Job:
Repeat each line of the material below exactly as it appears, minus any pictures.
===
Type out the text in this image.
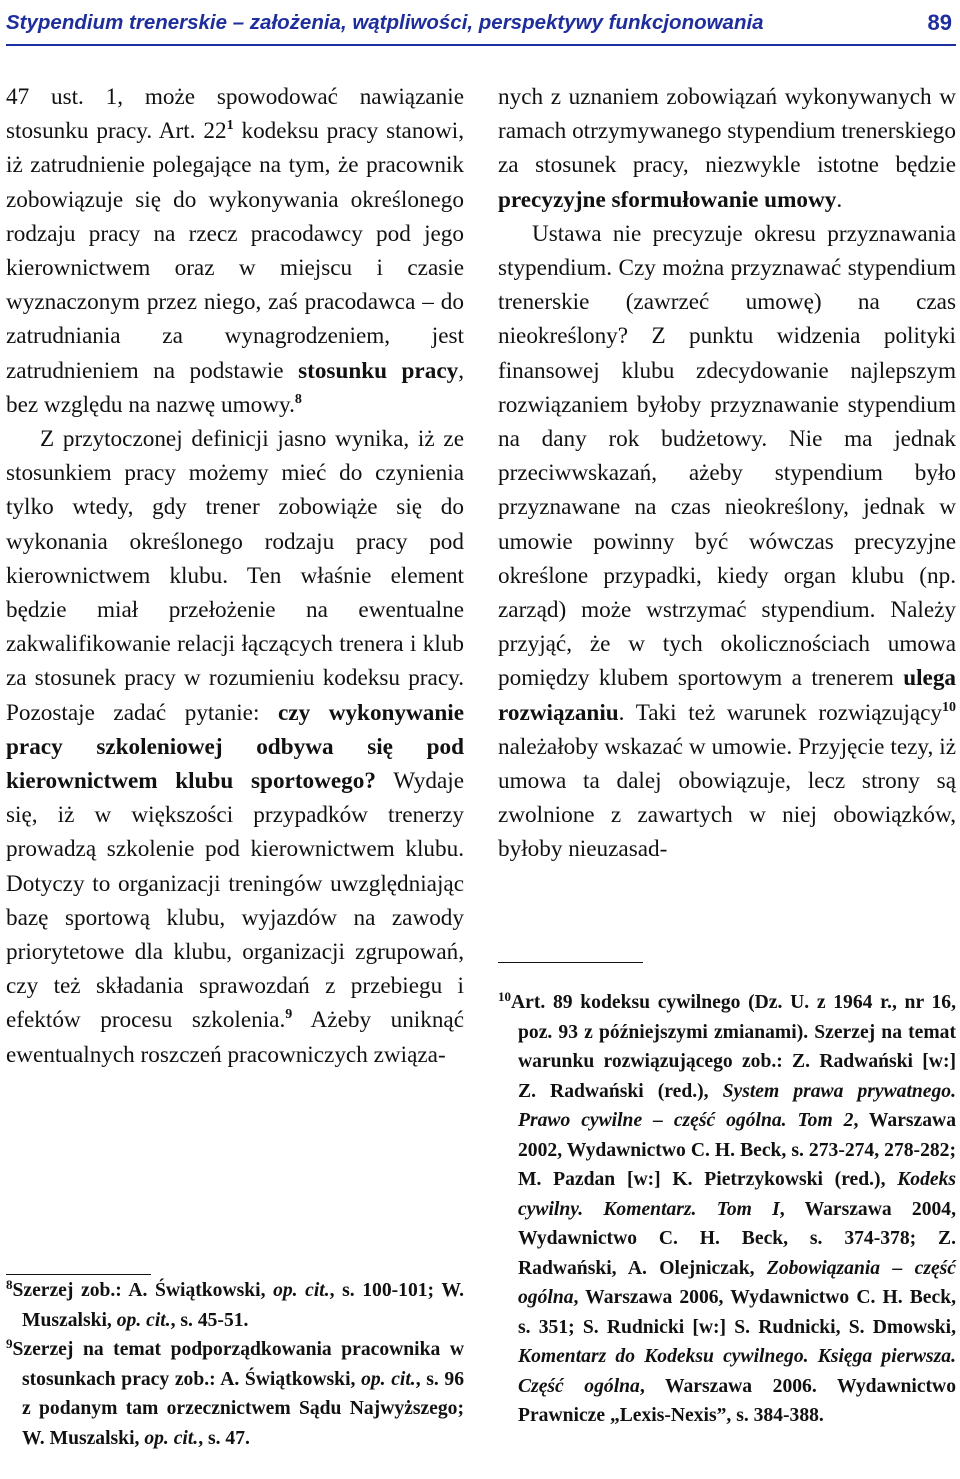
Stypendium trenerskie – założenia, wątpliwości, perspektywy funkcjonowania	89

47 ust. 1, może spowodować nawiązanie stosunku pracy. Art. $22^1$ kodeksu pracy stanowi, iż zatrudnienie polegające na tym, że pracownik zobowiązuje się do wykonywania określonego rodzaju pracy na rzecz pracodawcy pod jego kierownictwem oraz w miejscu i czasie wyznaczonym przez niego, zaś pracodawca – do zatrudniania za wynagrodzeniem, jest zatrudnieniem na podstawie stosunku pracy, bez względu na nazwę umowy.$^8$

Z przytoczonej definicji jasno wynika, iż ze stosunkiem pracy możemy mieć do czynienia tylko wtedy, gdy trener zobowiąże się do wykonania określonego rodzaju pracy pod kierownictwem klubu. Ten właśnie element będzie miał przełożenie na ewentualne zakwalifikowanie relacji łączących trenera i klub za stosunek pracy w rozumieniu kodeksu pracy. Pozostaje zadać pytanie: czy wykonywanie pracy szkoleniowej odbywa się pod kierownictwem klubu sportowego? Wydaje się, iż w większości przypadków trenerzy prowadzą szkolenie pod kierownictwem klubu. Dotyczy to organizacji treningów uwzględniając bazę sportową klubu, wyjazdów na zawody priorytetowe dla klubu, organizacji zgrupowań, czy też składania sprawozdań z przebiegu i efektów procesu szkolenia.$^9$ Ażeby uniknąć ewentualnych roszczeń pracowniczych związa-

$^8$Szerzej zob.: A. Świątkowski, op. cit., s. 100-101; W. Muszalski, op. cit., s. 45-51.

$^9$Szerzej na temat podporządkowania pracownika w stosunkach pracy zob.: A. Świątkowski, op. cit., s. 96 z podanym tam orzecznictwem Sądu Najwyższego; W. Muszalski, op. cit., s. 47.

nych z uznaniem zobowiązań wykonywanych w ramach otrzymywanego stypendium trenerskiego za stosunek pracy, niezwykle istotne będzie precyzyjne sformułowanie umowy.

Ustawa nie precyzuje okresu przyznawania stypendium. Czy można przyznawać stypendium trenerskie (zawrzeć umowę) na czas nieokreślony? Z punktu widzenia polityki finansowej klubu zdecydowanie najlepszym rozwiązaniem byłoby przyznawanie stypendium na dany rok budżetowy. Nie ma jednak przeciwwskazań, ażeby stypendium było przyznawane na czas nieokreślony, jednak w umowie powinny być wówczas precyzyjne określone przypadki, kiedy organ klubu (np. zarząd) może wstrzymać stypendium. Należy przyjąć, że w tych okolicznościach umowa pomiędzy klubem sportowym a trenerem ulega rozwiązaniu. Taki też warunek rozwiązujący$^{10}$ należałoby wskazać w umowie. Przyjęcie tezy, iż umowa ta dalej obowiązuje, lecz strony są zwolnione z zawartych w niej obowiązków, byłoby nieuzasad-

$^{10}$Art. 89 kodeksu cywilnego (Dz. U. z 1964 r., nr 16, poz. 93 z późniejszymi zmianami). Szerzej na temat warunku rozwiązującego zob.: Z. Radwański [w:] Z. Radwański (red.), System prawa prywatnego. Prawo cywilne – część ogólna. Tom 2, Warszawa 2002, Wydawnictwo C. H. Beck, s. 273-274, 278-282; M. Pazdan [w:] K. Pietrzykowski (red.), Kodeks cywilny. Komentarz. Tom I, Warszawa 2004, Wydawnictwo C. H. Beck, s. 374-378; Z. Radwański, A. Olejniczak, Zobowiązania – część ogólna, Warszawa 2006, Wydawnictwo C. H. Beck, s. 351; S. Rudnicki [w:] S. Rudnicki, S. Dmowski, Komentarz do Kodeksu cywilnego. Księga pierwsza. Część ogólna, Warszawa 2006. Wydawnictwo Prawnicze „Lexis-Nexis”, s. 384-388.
===
Written reply:
Type out the text in this image.
Stypendium trenerskie – założenia, wątpliwości, perspektywy funkcjonowania	89

47 ust. 1, może spowodować nawiązanie stosunku pracy. Art. $22^1$ kodeksu pracy stanowi, iż zatrudnienie polegające na tym, że pracownik zobowiązuje się do wykonywania określonego rodzaju pracy na rzecz pracodawcy pod jego kierownictwem oraz w miejscu i czasie wyznaczonym przez niego, zaś pracodawca – do zatrudniania za wynagrodzeniem, jest zatrudnieniem na podstawie stosunku pracy, bez względu na nazwę umowy.$^8$

Z przytoczonej definicji jasno wynika, iż ze stosunkiem pracy możemy mieć do czynienia tylko wtedy, gdy trener zobowiąże się do wykonania określonego rodzaju pracy pod kierownictwem klubu. Ten właśnie element będzie miał przełożenie na ewentualne zakwalifikowanie relacji łączących trenera i klub za stosunek pracy w rozumieniu kodeksu pracy. Pozostaje zadać pytanie: czy wykonywanie pracy szkoleniowej odbywa się pod kierownictwem klubu sportowego? Wydaje się, iż w większości przypadków trenerzy prowadzą szkolenie pod kierownictwem klubu. Dotyczy to organizacji treningów uwzględniając bazę sportową klubu, wyjazdów na zawody priorytetowe dla klubu, organizacji zgrupowań, czy też składania sprawozdań z przebiegu i efektów procesu szkolenia.$^9$ Ażeby uniknąć ewentualnych roszczeń pracowniczych związa-

$^8$Szerzej zob.: A. Świątkowski, op. cit., s. 100-101; W. Muszalski, op. cit., s. 45-51.

$^9$Szerzej na temat podporządkowania pracownika w stosunkach pracy zob.: A. Świątkowski, op. cit., s. 96 z podanym tam orzecznictwem Sądu Najwyższego; W. Muszalski, op. cit., s. 47.

nych z uznaniem zobowiązań wykonywanych w ramach otrzymywanego stypendium trenerskiego za stosunek pracy, niezwykle istotne będzie precyzyjne sformułowanie umowy.

Ustawa nie precyzuje okresu przyznawania stypendium. Czy można przyznawać stypendium trenerskie (zawrzeć umowę) na czas nieokreślony? Z punktu widzenia polityki finansowej klubu zdecydowanie najlepszym rozwiązaniem byłoby przyznawanie stypendium na dany rok budżetowy. Nie ma jednak przeciwwskazań, ażeby stypendium było przyznawane na czas nieokreślony, jednak w umowie powinny być wówczas precyzyjne określone przypadki, kiedy organ klubu (np. zarząd) może wstrzymać stypendium. Należy przyjąć, że w tych okolicznościach umowa pomiędzy klubem sportowym a trenerem ulega rozwiązaniu. Taki też warunek rozwiązujący$^{10}$ należałoby wskazać w umowie. Przyjęcie tezy, iż umowa ta dalej obowiązuje, lecz strony są zwolnione z zawartych w niej obowiązków, byłoby nieuzasad-

$^{10}$Art. 89 kodeksu cywilnego (Dz. U. z 1964 r., nr 16, poz. 93 z późniejszymi zmianami). Szerzej na temat warunku rozwiązującego zob.: Z. Radwański [w:] Z. Radwański (red.), System prawa prywatnego. Prawo cywilne – część ogólna. Tom 2, Warszawa 2002, Wydawnictwo C. H. Beck, s. 273-274, 278-282; M. Pazdan [w:] K. Pietrzykowski (red.), Kodeks cywilny. Komentarz. Tom I, Warszawa 2004, Wydawnictwo C. H. Beck, s. 374-378; Z. Radwański, A. Olejniczak, Zobowiązania – część ogólna, Warszawa 2006, Wydawnictwo C. H. Beck, s. 351; S. Rudnicki [w:] S. Rudnicki, S. Dmowski, Komentarz do Kodeksu cywilnego. Księga pierwsza. Część ogólna, Warszawa 2006. Wydawnictwo Prawnicze „Lexis-Nexis”, s. 384-388.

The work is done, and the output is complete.